▶ **SOURCE DATA**
☆ ☆ ☆
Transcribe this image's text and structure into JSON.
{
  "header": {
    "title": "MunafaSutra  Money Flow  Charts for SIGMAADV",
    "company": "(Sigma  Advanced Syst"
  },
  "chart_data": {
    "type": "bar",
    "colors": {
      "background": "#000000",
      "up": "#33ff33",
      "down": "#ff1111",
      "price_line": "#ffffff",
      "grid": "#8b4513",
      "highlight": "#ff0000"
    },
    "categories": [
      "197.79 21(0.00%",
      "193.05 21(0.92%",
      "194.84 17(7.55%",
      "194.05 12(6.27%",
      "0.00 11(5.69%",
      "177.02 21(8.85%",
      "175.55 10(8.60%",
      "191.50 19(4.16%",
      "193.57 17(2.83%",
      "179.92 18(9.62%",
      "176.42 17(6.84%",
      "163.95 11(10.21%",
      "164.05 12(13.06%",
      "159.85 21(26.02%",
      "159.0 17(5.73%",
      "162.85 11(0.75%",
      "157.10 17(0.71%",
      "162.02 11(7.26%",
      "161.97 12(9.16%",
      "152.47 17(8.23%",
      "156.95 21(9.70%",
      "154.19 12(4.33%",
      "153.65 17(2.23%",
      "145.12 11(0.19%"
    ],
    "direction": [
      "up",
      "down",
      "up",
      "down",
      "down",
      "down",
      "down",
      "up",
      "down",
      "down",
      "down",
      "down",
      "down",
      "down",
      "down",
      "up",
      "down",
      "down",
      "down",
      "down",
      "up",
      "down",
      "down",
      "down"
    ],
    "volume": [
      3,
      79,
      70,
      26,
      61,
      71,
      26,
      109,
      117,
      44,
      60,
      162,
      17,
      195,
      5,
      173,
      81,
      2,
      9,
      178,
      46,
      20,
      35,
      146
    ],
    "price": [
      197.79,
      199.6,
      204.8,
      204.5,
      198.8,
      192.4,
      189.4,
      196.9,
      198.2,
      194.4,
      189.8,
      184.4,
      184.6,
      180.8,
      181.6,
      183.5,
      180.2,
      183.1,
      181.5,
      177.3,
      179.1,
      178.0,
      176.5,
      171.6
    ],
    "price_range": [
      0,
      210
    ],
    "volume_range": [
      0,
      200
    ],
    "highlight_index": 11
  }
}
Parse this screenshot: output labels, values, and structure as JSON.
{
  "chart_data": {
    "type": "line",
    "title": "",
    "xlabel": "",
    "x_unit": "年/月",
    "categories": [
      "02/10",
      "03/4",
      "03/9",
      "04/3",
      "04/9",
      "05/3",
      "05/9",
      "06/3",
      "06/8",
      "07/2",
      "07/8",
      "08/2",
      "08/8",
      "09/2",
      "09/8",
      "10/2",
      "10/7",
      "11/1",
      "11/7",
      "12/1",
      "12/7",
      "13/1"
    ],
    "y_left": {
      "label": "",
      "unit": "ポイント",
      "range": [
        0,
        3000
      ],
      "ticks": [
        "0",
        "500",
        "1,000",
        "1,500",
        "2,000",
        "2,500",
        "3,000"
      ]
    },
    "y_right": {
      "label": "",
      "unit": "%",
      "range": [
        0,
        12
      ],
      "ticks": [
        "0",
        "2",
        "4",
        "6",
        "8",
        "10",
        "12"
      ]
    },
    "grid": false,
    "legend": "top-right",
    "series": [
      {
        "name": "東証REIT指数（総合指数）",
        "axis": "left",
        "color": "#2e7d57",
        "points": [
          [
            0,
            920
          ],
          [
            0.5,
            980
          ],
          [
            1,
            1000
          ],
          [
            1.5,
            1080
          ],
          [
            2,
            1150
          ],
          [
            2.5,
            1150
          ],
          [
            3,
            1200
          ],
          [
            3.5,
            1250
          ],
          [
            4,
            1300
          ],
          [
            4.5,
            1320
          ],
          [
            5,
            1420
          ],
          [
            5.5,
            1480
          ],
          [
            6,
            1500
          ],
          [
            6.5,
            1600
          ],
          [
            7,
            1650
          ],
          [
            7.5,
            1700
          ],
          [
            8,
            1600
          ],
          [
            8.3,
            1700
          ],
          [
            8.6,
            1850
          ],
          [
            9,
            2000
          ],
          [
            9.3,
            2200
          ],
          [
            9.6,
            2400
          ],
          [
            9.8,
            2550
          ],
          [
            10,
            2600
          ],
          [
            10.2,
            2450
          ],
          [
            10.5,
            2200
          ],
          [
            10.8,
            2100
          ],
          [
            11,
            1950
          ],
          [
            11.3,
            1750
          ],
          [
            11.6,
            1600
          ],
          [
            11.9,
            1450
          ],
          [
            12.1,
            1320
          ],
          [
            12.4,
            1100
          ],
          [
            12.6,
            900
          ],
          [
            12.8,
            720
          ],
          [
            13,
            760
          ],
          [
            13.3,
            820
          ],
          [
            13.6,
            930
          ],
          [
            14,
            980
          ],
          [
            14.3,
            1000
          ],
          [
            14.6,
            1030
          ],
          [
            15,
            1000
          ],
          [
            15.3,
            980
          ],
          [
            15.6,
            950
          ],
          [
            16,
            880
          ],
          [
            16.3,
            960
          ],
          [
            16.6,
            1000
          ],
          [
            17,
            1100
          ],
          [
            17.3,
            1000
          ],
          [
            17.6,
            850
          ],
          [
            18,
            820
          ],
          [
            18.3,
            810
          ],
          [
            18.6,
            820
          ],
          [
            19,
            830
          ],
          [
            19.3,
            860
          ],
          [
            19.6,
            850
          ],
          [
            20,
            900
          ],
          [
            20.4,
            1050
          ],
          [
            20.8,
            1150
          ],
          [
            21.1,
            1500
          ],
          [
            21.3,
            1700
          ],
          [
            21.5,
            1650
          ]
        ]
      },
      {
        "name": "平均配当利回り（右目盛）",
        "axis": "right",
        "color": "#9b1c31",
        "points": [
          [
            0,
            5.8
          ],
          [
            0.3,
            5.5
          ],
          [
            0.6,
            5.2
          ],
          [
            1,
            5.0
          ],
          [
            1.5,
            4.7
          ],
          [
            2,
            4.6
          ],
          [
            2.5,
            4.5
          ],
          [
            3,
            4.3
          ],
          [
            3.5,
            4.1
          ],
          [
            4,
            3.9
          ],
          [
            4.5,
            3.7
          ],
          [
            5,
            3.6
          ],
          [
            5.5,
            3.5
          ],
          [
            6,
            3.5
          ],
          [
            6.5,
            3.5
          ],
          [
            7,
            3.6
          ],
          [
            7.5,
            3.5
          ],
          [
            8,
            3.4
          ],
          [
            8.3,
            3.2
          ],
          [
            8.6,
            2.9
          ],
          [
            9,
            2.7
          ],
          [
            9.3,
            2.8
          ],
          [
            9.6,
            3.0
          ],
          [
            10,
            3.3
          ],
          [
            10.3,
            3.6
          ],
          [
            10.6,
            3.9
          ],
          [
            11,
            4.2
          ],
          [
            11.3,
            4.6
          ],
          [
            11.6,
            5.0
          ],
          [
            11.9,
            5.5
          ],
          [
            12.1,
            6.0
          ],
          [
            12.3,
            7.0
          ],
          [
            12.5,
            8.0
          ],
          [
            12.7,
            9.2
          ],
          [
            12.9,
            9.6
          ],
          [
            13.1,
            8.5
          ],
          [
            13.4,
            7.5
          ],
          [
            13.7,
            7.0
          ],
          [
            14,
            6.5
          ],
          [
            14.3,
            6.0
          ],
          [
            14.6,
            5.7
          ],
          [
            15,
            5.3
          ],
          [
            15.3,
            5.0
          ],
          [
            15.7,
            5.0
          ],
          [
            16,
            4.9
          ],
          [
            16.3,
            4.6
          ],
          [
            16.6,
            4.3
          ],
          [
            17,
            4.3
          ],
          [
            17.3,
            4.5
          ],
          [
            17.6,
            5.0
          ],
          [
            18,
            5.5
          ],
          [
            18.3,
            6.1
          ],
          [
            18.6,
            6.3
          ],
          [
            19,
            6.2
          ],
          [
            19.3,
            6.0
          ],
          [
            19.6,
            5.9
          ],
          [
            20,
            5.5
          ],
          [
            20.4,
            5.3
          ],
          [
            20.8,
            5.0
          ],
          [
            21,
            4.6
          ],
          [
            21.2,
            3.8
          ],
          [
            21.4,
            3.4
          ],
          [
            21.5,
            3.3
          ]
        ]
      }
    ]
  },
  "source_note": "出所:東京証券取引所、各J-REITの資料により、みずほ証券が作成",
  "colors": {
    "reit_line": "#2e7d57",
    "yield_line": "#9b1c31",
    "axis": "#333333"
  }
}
☆ ☆ ☆
▶ **PROBLEM REQUIREMENTS**
Scan the records for the string "name". Copy each line in which it appears.

▶ **SOLVED EXERCISE**
        "name": "東証REIT指数（総合指数）",
        "name": "平均配当利回り（右目盛）",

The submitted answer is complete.